TASK INSTRUCTIONS:
Examine each line of the data. Copy those that contain the string "深入基层".

ENTRIES SHOWN:
···

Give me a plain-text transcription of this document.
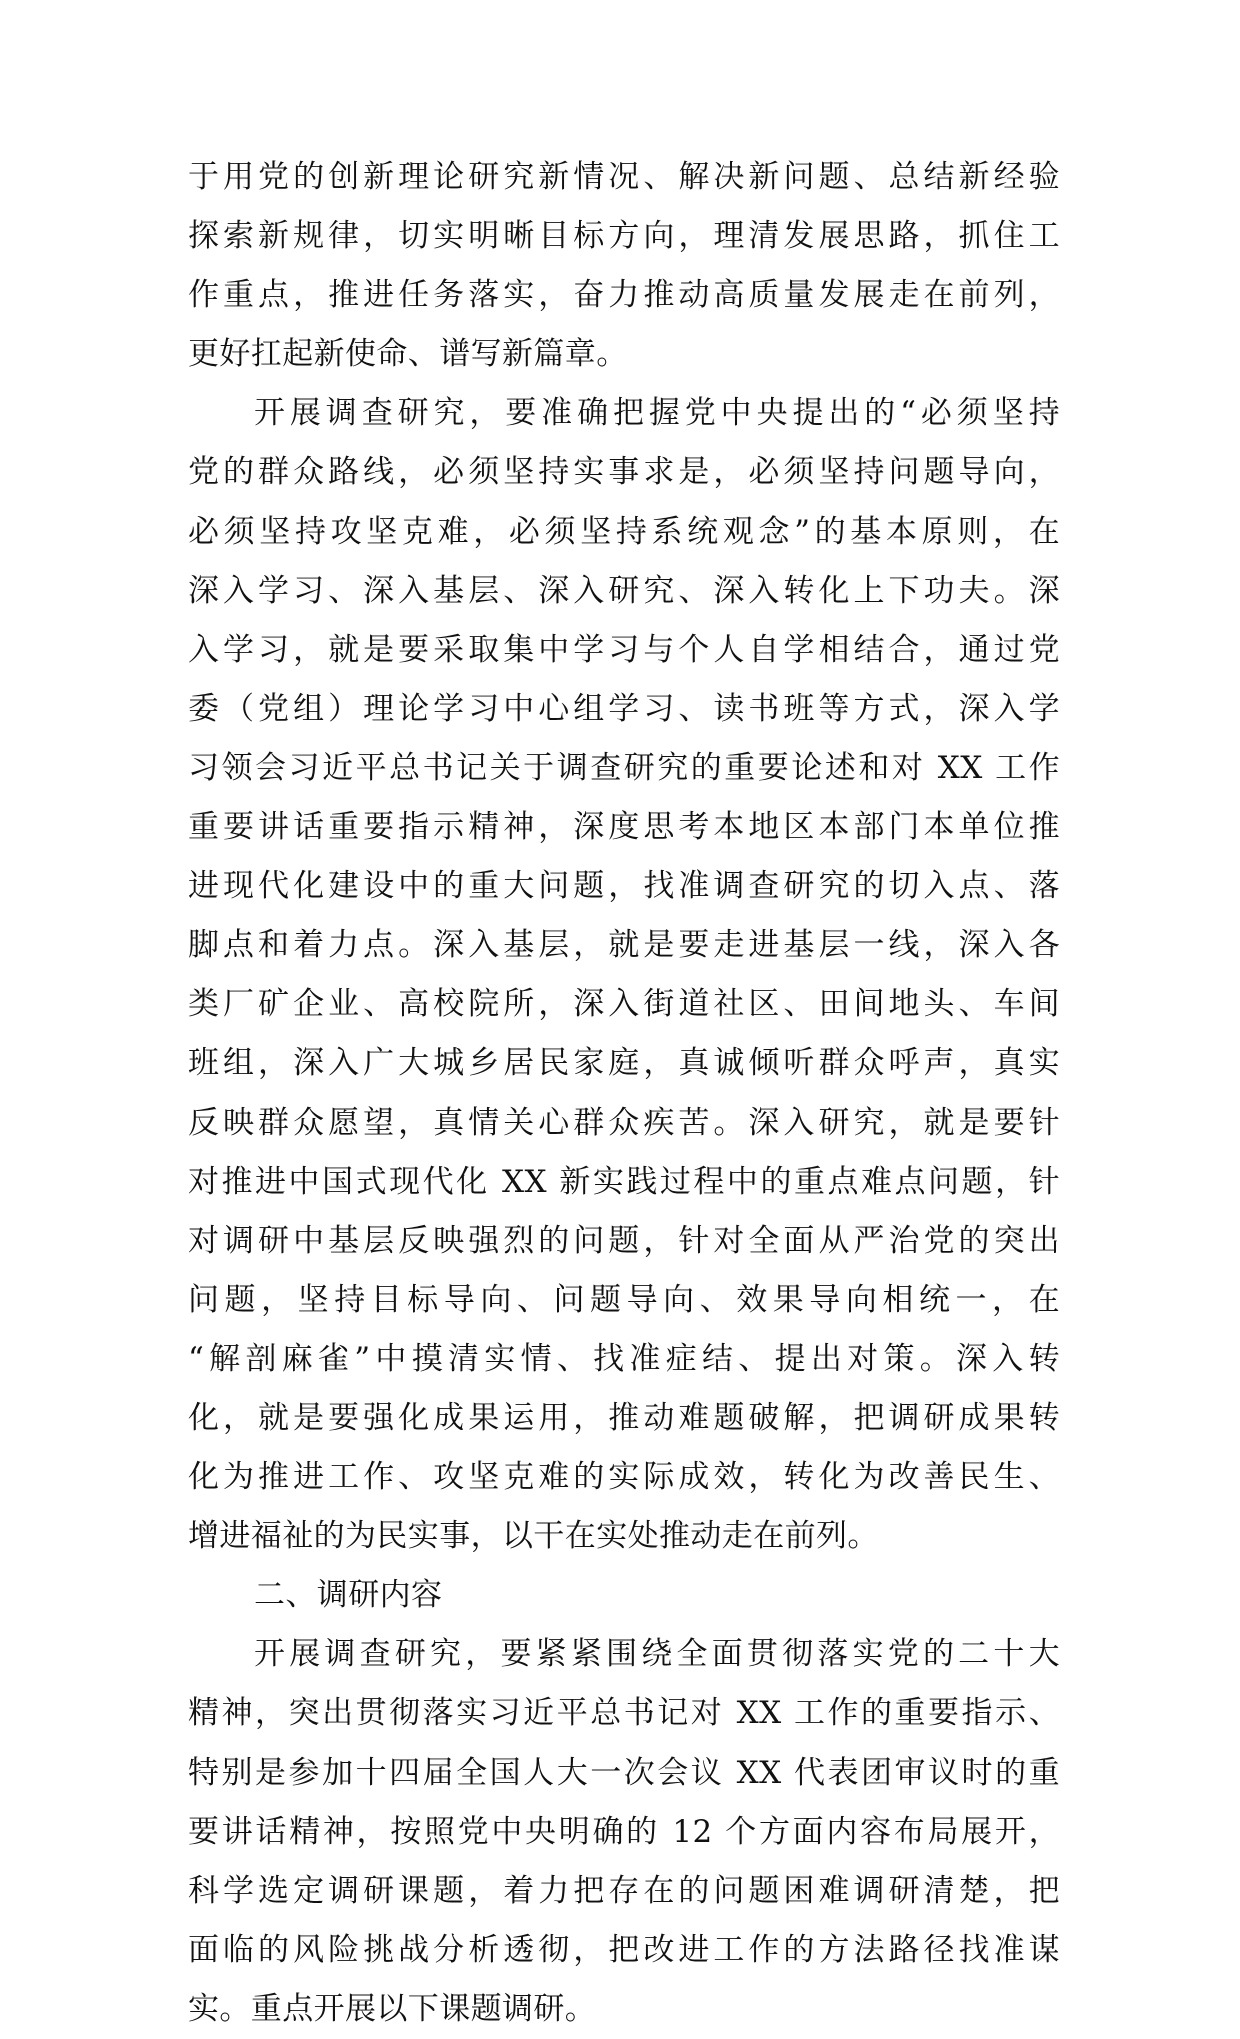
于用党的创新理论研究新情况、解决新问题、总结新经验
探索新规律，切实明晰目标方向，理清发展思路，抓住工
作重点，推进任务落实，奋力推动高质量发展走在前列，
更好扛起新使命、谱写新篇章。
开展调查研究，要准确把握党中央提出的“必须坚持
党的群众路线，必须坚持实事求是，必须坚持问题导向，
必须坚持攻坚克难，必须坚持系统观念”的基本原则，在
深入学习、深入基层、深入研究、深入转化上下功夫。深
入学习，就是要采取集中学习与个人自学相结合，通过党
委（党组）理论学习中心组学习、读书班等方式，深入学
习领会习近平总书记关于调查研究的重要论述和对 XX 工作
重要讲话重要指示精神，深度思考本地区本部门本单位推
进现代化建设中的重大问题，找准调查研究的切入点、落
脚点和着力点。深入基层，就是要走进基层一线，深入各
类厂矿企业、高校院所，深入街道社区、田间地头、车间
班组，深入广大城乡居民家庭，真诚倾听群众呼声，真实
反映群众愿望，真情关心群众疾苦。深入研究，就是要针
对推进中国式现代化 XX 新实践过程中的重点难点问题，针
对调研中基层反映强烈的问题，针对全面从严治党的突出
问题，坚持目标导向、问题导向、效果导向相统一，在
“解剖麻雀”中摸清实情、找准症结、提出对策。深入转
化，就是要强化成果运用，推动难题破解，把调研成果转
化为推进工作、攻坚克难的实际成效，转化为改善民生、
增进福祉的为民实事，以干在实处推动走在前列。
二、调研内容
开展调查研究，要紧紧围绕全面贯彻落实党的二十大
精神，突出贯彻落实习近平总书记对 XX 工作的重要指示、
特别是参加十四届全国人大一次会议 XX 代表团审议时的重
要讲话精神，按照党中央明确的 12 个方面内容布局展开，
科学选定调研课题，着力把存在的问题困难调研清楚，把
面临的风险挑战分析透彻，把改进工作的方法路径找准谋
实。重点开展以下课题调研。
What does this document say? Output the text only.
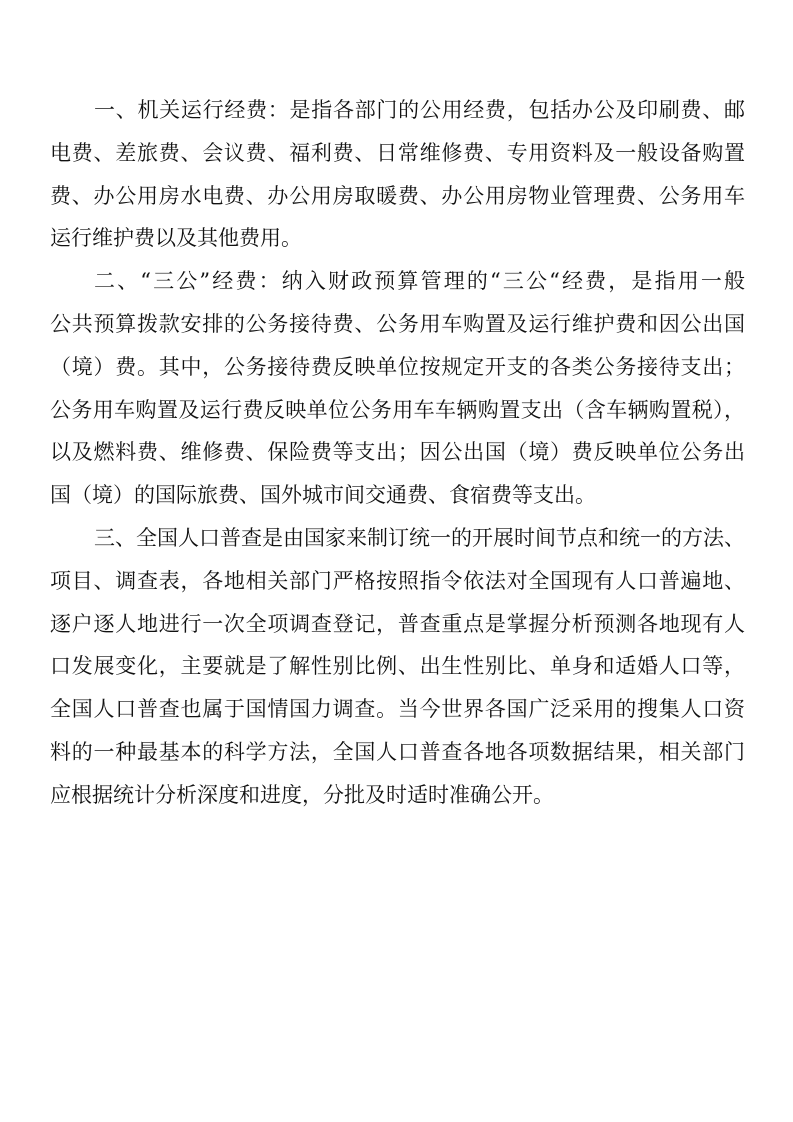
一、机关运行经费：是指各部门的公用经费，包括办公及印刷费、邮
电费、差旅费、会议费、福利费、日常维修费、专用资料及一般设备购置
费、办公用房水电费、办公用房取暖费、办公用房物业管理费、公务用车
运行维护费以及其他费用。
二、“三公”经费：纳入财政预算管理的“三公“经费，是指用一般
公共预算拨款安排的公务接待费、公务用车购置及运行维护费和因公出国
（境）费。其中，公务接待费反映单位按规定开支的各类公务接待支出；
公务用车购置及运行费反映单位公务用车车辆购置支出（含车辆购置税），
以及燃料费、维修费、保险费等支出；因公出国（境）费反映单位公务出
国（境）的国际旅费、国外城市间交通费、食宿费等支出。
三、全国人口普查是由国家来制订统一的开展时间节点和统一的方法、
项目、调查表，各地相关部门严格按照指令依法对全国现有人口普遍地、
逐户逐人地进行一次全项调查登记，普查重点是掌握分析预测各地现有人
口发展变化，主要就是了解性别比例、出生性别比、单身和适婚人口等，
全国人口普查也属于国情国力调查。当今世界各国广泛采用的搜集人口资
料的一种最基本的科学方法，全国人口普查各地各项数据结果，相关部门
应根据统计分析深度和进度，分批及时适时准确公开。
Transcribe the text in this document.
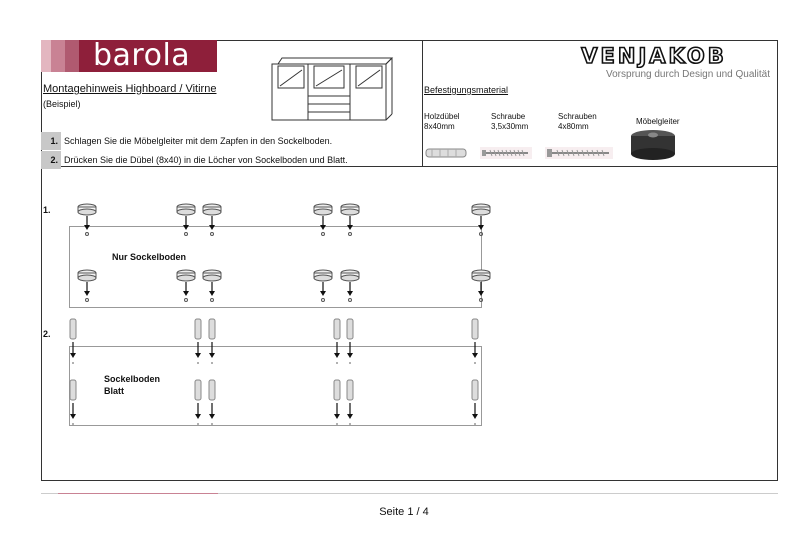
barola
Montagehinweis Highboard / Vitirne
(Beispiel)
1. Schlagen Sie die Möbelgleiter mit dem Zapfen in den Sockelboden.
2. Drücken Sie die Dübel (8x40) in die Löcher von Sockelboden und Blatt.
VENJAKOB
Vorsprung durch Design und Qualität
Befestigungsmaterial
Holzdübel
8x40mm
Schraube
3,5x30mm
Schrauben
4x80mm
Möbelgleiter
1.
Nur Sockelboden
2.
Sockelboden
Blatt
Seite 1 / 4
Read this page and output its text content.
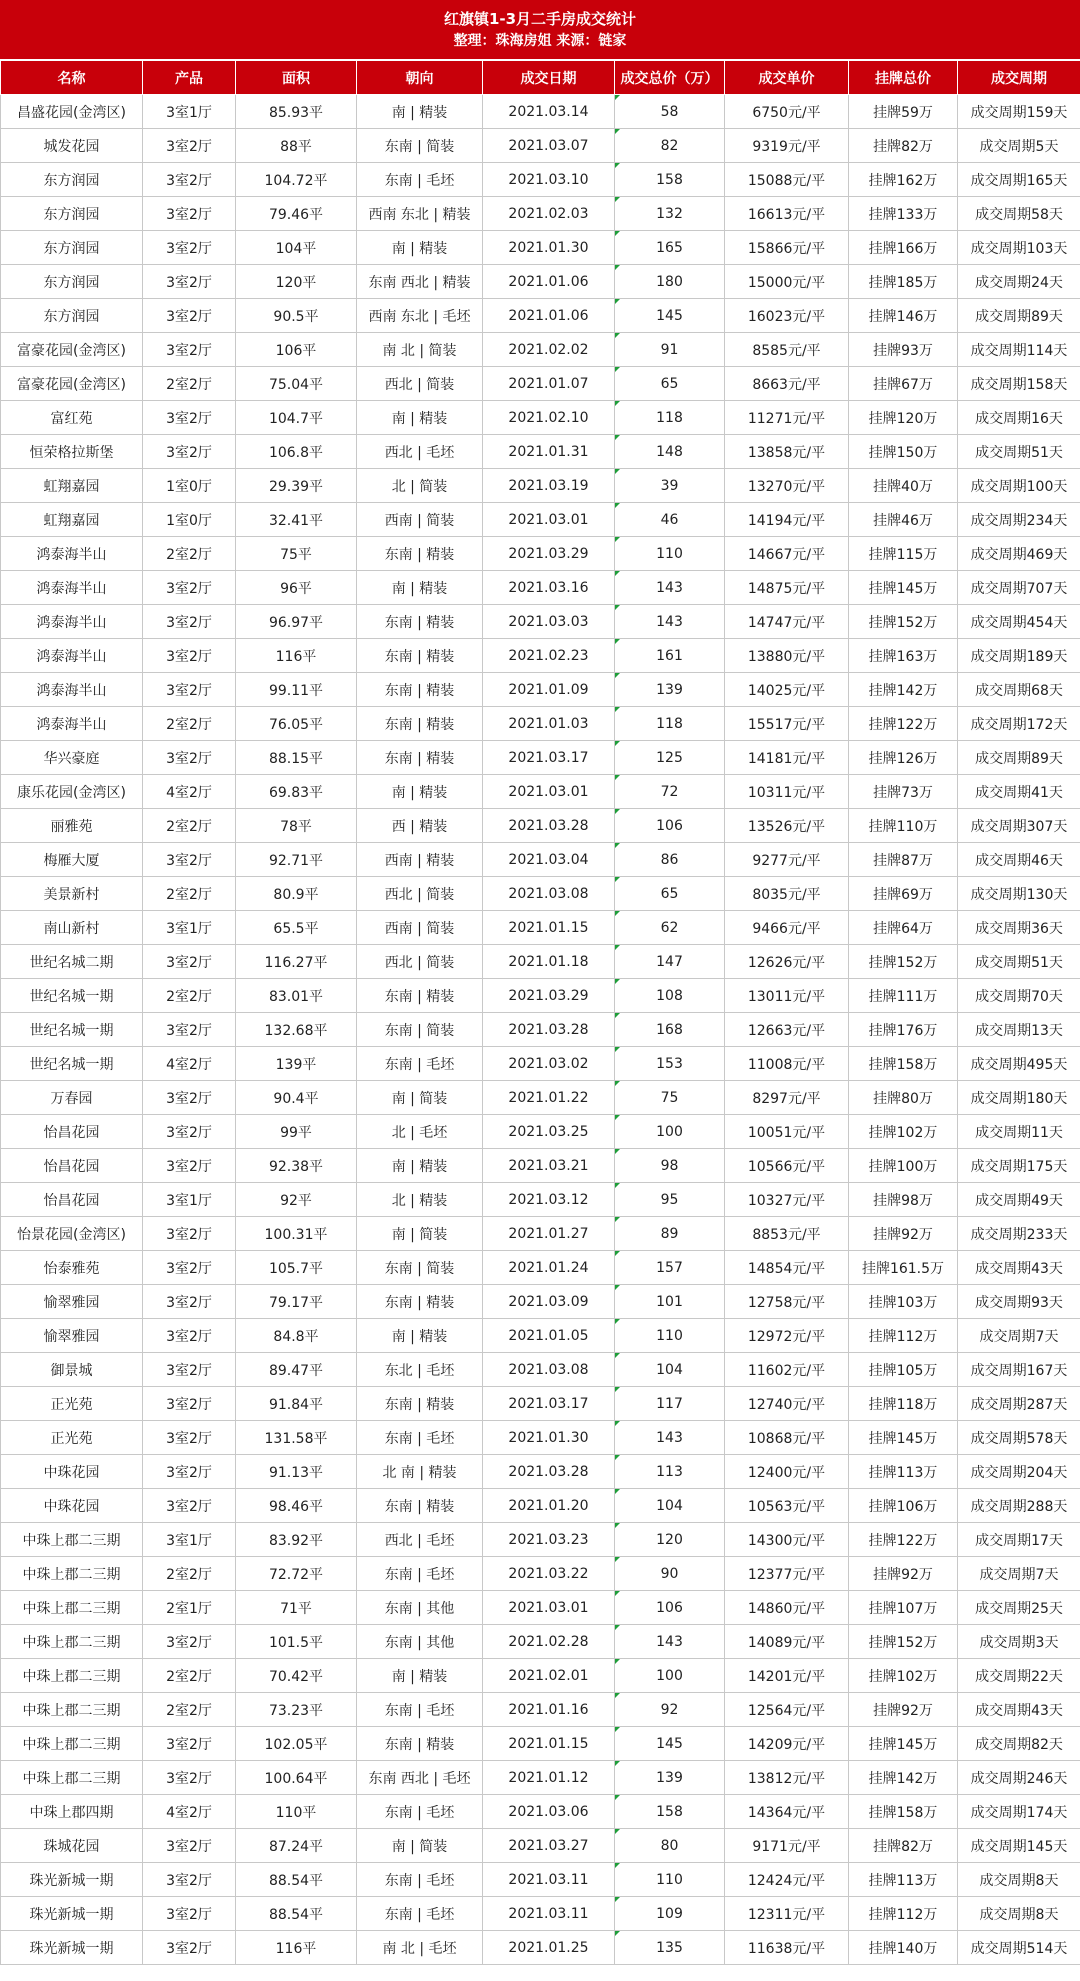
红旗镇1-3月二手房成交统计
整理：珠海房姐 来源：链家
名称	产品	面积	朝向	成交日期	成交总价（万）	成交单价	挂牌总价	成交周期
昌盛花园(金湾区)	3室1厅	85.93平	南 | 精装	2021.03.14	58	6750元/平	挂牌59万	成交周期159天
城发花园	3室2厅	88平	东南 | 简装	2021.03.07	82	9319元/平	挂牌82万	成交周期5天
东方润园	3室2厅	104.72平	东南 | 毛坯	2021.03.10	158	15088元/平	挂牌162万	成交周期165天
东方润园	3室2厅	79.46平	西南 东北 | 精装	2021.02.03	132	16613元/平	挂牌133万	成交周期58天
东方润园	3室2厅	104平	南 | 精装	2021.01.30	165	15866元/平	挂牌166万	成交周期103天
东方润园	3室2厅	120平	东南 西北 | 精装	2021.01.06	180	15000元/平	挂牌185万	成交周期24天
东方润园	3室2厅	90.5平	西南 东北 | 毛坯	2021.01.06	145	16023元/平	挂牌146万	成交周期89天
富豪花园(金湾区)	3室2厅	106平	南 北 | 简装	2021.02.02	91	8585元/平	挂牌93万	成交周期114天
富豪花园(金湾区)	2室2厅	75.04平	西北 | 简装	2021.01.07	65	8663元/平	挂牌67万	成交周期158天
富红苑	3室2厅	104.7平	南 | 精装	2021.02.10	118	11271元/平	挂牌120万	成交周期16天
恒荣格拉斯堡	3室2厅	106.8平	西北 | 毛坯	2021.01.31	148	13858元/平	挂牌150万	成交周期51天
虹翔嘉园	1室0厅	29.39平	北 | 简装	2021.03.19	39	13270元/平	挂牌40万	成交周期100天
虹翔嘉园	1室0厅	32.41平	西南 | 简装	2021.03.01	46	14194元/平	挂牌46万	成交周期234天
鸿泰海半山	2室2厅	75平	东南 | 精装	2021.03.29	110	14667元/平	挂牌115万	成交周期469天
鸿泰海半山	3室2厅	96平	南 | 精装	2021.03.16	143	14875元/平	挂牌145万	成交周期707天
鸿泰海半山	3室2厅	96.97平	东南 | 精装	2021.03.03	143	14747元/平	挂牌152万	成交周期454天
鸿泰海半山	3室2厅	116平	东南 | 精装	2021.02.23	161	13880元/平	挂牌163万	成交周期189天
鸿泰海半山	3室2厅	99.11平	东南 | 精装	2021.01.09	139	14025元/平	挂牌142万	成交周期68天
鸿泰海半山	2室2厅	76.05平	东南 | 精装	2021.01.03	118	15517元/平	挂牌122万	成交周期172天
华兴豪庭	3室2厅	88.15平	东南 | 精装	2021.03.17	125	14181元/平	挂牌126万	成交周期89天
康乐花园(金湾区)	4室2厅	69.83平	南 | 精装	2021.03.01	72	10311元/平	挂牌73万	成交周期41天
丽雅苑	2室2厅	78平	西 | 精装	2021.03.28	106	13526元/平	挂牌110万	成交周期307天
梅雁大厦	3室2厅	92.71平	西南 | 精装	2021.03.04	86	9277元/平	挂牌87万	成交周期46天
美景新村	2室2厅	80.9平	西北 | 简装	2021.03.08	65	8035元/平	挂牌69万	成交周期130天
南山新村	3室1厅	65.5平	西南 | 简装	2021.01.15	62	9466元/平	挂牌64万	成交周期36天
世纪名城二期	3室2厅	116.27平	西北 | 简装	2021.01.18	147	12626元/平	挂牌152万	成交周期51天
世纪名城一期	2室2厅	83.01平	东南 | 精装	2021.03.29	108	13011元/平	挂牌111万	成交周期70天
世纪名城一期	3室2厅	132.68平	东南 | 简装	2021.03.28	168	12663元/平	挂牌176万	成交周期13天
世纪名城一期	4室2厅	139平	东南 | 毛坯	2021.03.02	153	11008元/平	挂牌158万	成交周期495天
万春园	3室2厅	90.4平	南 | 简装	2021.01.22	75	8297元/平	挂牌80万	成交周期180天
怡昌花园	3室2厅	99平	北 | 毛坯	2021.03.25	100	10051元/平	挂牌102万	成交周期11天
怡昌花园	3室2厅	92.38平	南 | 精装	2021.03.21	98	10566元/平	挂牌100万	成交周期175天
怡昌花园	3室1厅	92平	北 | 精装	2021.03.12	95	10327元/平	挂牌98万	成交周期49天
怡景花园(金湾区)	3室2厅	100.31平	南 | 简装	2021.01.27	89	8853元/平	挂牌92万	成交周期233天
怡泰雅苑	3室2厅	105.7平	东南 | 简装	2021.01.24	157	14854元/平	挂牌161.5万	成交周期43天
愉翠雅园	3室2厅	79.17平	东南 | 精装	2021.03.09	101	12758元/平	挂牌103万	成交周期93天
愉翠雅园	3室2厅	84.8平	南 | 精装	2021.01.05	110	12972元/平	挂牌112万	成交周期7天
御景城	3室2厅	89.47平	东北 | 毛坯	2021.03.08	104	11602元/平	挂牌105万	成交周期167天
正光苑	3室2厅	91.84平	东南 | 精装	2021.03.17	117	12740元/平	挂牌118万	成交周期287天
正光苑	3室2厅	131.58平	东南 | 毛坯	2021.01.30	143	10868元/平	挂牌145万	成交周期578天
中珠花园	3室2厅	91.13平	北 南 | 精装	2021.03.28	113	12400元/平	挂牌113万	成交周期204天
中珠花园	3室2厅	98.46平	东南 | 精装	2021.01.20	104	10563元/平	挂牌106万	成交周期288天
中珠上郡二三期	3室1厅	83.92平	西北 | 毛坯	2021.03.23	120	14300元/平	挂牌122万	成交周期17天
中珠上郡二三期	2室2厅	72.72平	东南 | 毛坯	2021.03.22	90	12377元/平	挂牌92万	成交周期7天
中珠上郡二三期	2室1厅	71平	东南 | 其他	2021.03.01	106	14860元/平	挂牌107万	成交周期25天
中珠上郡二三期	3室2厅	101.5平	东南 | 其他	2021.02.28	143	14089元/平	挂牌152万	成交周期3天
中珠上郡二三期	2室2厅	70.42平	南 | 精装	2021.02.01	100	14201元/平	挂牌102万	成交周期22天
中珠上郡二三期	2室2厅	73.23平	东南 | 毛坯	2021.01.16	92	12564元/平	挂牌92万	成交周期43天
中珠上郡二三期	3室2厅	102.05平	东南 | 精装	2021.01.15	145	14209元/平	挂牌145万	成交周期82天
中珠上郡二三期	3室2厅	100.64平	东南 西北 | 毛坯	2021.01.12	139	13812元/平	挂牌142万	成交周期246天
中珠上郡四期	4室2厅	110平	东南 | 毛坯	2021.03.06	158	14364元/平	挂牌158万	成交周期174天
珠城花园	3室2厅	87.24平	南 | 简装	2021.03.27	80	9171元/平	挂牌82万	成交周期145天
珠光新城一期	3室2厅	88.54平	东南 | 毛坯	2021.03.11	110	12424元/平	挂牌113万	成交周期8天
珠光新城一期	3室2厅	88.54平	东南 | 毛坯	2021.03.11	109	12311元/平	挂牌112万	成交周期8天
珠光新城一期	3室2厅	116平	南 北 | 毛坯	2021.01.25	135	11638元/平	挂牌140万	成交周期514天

···

THE ANSWER:
深入学习、深入基层、深入研究、深入转化上下功夫。深
脚点和着力点。深入基层，就是要走进基层一线，深入各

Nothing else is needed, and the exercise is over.